Objetivo 1:
Entre as linhas apresentadas após o texto, transcreva literalmente aquelas situadas entre a que contém "question-number: 13. [143,489,163,504]" e a que contém "question-number: 6. [143,289,155,304]", inclusive.

Negar a política no esporte é esquecer quem precisou lutar para entrar em campo.
“Atleta tem que jogar, não dar opinião.” Frases como essa costumam aparecer toda vez que um jogador, jogadora ou equipe usa sua visibilidade para se posicionar diante de injustiças sociais. Mas o que muitos tentam ignorar é que o esporte nunca foi neutro — ele sempre refletiu, tensionou e até moldou os conflitos políticos do seu tempo.
A exigência de neutralidade imposta aos atletas é seltiva e hipócrita. O corpo de quem compete também é um corpo político, atravessado por gênero, raça, classe e orientação sexual. Silenciar ou punir manifestações dentro do esporte é uma tentativa de apagar vozes que questionam privilégios — e, em muitos casos, denunciar violências sistemáticas.
Basta olhar para a história: as Olimpíadas de Berlim, em 1936, foram usadas pelo regime nazista como propaganda. A Copa do Mundo no Catar, em 2022, escancarou a exploração de trabalhadores imigrates e repressão a direitos cívis — sem contar a proibição da braçadeira “One Love”, que mostrava apoio a comunidade LGBTQIA+, vetada pela FIFA sob ameaça de punições, em um claro gesto de silenciamento.
Ainda assim, quando atletas se manifestam, eles se tornam alvo de críticas e perseguição por parte da mídia e das torcidas. O quarterback Colin Kaepernick, por exemplo, teve sua carreira boicotada após se tornar um ativista contra a violência policial nos Estados Unidos. Seus atos — primeiro ao se sentar e depois ao se ajoelhar durante a execução do hino nacional — tornaram-se símbolos de resistência, mas também lhe custaram contratos e apoio dentro da NFL.
“Não vou me levantar para demonstrar orgulho pela bandeira de um país que oprime negros e pessoas de cor. Para mim, isso é maior do que o futebol americano”, comentou Kaepernick na época.

Foto: Ezra Shaw
No Brasil, Reinaldo — ídolo do Galo — foi um dos maiores críticos à ditadura militar que comandava o país. O atacante comemorava seus gols com o punho cerrado, em referência ao movimento dos Panteras Negras nos Estados Unidos. Um símbolo de resistência antirracista e socialista.
Lewis Hamilton, na Fórmula 1, se posicionou politicamente através de camisetas com frases antirracistas e ao se ajoelhar em apoio ao movimento Black Lives Matter durante as temporadas de 2020 e 2021. Pouco tempo depois, a FIA — entidade máxima da categoria — proibiu manifestações políticas por parte dos pilotos sem aprovação prévia.

Dados armazenados:
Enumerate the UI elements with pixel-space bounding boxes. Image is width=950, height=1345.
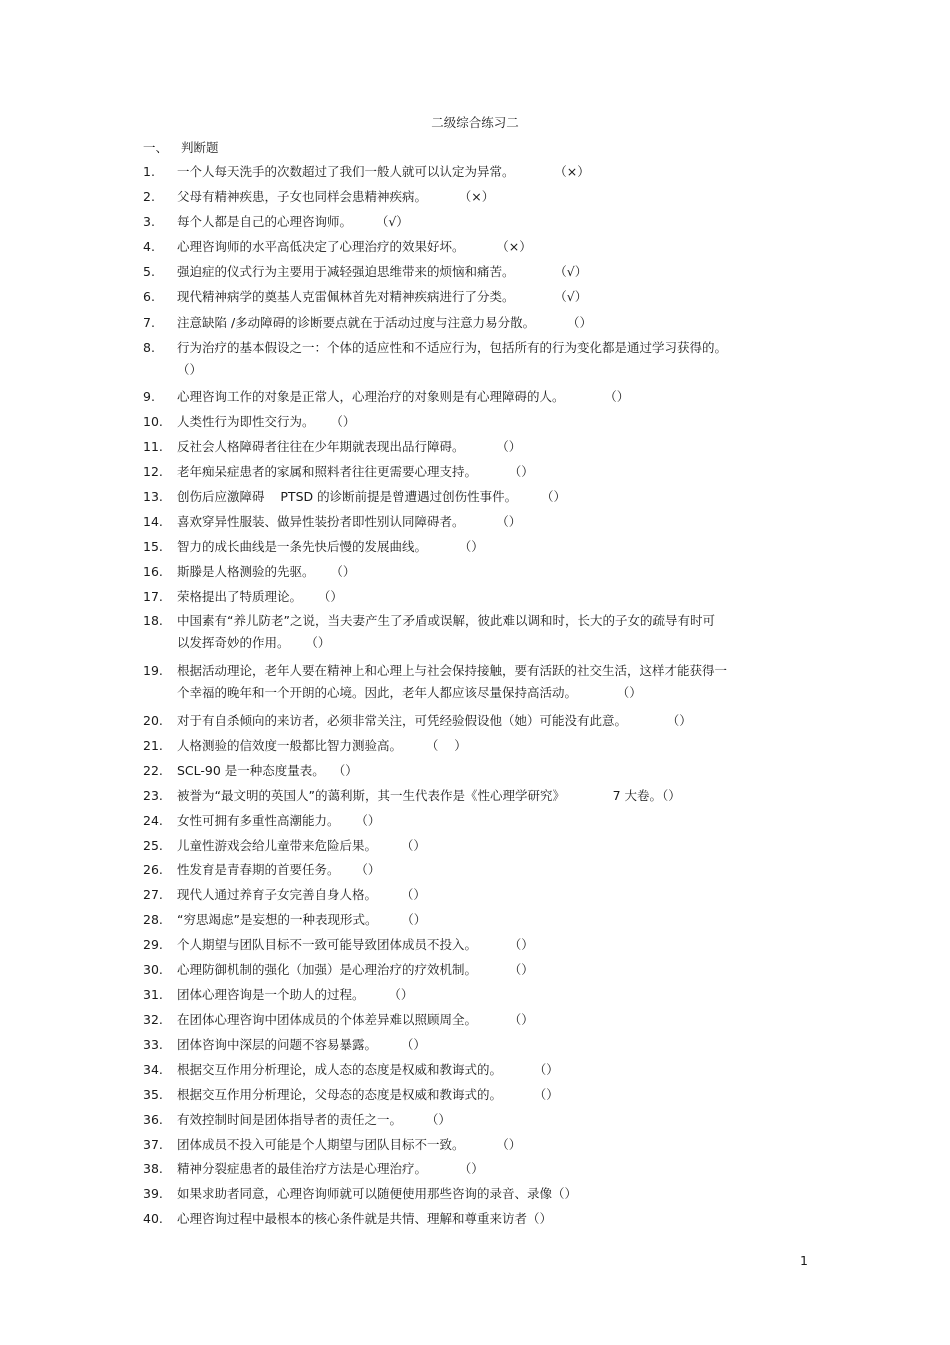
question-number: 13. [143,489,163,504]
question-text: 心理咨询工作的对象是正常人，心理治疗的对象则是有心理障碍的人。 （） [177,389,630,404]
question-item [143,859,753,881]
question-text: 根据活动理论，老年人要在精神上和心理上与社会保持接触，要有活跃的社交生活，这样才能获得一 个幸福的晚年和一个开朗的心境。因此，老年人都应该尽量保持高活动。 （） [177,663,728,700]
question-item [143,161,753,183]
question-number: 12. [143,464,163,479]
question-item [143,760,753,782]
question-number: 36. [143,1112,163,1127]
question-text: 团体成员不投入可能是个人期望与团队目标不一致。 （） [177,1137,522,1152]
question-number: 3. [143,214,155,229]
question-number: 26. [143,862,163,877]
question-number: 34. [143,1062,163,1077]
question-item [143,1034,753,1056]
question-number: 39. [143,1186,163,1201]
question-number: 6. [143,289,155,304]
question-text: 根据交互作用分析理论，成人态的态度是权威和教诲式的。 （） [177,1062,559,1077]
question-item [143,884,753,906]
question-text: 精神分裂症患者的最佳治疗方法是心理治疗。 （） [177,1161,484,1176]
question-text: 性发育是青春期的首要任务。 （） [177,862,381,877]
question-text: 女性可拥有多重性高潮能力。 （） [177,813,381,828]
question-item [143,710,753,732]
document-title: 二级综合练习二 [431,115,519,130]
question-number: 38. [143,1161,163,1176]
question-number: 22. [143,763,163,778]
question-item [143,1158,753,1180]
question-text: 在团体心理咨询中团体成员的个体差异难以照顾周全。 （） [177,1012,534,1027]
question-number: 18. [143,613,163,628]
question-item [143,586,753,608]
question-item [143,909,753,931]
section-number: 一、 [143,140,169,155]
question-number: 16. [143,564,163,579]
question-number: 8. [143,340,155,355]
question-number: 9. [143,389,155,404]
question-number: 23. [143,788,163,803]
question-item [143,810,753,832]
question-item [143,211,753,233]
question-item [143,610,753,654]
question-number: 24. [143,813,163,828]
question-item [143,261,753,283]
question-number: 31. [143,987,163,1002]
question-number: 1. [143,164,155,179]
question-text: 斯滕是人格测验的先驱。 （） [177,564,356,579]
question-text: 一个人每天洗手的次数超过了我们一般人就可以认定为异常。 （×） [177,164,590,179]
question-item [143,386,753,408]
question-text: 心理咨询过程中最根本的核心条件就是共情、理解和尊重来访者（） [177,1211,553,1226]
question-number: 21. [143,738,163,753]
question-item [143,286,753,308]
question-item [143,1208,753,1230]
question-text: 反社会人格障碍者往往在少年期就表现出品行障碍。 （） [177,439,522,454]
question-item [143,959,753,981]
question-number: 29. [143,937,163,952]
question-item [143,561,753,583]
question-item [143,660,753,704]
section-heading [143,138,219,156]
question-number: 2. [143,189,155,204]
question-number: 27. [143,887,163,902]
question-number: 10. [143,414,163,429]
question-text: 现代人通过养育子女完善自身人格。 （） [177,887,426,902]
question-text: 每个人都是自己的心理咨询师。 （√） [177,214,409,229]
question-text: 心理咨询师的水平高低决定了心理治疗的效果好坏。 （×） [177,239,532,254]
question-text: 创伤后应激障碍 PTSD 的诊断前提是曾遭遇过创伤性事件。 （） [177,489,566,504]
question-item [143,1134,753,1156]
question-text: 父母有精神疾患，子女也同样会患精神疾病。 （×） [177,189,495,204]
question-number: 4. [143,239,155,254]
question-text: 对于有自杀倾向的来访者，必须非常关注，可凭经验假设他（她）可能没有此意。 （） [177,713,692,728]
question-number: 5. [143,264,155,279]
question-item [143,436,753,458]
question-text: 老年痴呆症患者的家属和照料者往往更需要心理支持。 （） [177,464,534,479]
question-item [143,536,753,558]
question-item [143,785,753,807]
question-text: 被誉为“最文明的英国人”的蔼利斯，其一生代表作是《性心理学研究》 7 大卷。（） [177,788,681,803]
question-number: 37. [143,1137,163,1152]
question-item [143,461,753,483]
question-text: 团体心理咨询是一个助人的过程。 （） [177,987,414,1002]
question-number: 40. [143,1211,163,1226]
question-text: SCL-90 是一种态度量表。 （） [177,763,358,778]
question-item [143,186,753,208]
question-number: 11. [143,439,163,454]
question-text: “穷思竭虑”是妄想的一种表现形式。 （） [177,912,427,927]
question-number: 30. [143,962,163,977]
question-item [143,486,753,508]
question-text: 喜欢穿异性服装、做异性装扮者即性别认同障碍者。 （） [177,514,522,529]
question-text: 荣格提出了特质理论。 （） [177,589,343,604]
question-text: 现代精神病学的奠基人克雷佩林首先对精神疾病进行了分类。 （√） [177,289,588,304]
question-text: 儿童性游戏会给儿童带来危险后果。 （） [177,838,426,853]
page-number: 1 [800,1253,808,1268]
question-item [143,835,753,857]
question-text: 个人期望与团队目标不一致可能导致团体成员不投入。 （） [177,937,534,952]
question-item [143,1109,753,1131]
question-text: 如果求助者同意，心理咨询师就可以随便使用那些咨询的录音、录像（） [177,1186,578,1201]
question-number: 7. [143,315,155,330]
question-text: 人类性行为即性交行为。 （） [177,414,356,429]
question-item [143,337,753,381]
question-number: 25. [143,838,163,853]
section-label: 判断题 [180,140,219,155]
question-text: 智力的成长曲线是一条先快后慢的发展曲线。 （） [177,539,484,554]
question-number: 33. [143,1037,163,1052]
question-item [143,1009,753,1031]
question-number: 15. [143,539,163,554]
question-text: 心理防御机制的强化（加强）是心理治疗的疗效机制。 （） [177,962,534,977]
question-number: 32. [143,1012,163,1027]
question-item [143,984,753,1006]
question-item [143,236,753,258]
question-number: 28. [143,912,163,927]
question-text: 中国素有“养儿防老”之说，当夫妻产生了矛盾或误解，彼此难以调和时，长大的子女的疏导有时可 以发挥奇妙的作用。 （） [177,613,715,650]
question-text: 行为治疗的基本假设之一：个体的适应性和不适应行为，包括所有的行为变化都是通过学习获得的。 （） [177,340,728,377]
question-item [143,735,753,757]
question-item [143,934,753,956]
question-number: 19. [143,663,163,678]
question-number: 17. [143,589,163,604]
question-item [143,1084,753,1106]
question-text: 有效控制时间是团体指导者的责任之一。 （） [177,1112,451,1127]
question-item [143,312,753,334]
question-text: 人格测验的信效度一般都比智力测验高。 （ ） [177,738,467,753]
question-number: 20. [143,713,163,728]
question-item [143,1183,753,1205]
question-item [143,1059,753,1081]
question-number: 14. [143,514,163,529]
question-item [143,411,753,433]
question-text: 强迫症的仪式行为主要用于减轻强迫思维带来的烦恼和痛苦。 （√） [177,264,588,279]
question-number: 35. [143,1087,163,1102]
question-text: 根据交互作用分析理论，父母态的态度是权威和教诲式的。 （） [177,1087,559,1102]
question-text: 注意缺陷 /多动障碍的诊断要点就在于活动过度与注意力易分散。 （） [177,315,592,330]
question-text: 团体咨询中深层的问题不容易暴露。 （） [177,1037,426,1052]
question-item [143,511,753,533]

Objetivo 2:
Segundo o texto sobre política no esporte, em quais temporadas Lewis Hamilton se ajoelhou em apoio ao movimento Black Lives Matter?

Solução 1:
question-number: 13. [143,489,163,504]
question-text: 心理咨询工作的对象是正常人，心理治疗的对象则是有心理障碍的人。 （） [177,389,630,404]
question-item [143,859,753,881]
question-text: 根据活动理论，老年人要在精神上和心理上与社会保持接触，要有活跃的社交生活，这样才能获得一 个幸福的晚年和一个开朗的心境。因此，老年人都应该尽量保持高活动。 （） [177,663,728,700]
question-item [143,161,753,183]
question-number: 12. [143,464,163,479]
question-item [143,760,753,782]
question-number: 36. [143,1112,163,1127]
question-text: 团体成员不投入可能是个人期望与团队目标不一致。 （） [177,1137,522,1152]
question-number: 3. [143,214,155,229]
question-number: 26. [143,862,163,877]
question-number: 34. [143,1062,163,1077]
question-item [143,1034,753,1056]
question-number: 39. [143,1186,163,1201]
question-number: 6. [143,289,155,304]

Solução 2:
Nas temporadas de 2020 e 2021.